(Figure record listings)
⁂

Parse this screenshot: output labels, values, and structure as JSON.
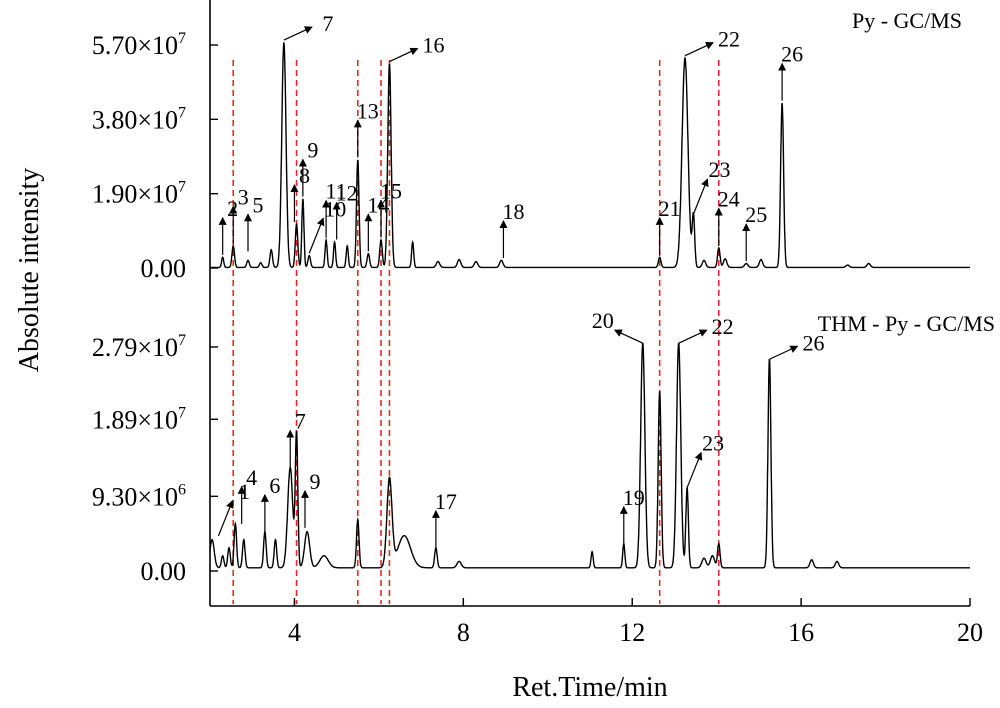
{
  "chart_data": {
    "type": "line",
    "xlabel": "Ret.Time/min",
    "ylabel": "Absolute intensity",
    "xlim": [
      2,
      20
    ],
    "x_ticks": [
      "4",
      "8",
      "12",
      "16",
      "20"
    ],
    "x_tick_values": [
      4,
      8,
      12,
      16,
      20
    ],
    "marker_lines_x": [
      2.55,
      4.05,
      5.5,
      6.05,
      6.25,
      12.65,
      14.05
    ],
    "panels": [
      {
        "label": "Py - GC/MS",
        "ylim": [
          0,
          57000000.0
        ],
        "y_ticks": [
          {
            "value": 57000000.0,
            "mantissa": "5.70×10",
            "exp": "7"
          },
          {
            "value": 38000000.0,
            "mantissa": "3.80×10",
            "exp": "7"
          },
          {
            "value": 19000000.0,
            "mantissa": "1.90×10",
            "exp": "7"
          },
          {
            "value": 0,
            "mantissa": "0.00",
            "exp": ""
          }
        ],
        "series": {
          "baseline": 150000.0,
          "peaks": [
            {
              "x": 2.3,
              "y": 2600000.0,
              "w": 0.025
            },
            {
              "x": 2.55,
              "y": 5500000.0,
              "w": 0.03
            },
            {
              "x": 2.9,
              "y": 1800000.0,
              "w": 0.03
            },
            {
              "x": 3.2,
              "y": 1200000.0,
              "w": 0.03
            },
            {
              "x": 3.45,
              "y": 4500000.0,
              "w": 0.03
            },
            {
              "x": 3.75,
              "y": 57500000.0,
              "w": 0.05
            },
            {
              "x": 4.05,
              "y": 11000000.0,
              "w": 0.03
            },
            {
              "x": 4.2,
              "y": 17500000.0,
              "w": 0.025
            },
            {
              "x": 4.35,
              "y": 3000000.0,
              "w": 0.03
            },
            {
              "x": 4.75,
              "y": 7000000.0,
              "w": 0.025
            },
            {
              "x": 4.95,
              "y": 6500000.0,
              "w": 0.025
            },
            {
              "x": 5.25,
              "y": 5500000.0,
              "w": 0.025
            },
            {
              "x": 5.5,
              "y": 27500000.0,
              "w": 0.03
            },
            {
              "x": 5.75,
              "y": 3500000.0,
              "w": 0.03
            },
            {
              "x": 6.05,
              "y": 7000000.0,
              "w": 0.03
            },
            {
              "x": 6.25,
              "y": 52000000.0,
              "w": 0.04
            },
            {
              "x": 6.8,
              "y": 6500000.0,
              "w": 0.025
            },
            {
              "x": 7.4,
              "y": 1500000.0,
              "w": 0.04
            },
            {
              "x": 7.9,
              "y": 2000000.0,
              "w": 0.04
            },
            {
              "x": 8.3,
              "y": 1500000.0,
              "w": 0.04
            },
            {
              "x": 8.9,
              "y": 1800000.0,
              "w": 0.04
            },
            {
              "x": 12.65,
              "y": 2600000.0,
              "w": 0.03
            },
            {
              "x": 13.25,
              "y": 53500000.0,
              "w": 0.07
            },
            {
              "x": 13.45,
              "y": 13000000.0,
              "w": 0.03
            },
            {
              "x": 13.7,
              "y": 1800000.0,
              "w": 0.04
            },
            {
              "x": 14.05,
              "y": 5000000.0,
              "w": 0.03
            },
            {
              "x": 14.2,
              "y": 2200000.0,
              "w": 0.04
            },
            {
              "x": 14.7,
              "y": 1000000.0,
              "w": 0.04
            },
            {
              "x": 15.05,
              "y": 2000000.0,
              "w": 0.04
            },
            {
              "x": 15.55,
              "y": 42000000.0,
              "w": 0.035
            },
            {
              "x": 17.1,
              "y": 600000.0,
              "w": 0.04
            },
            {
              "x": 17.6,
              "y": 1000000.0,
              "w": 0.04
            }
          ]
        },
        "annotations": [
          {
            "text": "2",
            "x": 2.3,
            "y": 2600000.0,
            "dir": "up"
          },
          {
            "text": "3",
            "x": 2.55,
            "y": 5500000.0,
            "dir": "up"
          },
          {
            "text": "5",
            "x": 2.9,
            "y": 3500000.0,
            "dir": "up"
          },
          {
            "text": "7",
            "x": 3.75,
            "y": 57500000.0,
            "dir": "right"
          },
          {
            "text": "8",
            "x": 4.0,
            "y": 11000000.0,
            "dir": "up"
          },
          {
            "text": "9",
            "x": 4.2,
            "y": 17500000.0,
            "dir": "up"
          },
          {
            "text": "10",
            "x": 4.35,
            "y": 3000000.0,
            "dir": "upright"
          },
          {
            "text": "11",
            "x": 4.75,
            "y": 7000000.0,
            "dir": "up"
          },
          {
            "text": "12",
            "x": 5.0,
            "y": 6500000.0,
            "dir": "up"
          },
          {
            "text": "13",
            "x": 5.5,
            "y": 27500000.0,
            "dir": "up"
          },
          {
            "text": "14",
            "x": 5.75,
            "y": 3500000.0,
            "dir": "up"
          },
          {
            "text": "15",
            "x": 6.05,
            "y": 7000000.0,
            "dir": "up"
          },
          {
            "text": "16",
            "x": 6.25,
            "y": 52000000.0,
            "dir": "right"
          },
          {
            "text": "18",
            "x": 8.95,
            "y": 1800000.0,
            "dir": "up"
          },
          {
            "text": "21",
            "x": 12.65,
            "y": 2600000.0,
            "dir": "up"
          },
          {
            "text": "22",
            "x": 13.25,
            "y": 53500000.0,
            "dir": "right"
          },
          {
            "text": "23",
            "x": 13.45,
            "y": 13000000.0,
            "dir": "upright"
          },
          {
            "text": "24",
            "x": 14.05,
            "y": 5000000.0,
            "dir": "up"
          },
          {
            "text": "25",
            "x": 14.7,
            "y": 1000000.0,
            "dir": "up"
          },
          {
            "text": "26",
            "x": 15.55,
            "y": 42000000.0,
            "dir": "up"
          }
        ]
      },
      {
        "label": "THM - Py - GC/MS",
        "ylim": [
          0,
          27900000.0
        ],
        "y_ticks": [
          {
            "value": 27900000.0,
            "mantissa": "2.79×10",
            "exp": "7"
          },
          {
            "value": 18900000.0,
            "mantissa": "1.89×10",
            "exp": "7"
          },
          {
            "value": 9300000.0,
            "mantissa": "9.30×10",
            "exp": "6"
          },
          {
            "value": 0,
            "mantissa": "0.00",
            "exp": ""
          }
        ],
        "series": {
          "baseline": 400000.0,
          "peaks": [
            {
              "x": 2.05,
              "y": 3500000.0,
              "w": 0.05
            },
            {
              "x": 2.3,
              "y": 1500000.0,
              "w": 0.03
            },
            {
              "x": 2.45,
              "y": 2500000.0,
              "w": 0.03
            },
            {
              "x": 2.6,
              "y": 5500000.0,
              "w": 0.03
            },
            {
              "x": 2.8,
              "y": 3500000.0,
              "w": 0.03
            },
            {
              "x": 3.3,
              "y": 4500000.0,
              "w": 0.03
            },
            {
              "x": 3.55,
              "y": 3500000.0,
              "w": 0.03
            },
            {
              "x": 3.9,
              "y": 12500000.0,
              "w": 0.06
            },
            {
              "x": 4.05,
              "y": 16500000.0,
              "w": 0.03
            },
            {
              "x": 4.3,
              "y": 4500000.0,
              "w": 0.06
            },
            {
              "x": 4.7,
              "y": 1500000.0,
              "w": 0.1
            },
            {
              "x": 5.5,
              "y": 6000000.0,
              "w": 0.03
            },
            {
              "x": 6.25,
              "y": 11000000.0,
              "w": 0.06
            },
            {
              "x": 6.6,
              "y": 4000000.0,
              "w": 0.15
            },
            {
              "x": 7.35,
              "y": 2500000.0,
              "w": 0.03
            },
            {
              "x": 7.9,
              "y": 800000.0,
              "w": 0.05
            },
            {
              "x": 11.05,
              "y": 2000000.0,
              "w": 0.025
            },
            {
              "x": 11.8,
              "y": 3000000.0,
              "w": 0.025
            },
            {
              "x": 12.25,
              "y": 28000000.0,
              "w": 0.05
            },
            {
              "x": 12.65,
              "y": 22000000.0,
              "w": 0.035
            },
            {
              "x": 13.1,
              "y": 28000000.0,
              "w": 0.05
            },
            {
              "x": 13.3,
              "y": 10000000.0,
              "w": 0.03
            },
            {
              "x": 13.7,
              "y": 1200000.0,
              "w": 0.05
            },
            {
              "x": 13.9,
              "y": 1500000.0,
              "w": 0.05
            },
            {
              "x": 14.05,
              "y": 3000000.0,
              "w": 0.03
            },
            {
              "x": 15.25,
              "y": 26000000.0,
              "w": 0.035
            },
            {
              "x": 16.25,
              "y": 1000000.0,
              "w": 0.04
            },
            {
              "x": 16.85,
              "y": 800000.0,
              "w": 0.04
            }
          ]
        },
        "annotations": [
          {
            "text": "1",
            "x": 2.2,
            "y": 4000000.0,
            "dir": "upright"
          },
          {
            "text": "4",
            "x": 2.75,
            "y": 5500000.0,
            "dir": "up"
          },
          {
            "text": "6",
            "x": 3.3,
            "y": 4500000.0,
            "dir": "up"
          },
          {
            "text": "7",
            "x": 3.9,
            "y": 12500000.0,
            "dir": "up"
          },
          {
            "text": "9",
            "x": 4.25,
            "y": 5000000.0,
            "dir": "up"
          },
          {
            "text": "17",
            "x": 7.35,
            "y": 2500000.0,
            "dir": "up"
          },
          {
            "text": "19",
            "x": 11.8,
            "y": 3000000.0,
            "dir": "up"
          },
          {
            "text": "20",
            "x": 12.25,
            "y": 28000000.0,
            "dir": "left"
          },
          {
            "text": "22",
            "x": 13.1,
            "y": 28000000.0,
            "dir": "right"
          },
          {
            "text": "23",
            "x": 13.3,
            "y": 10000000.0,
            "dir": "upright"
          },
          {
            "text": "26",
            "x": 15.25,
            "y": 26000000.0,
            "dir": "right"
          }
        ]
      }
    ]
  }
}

⁂

▸ **Your instructions**: Extract every line containing the string "baseline" from the data above.

▸ **Output below**:
          "baseline": 150000.0,
          "baseline": 400000.0,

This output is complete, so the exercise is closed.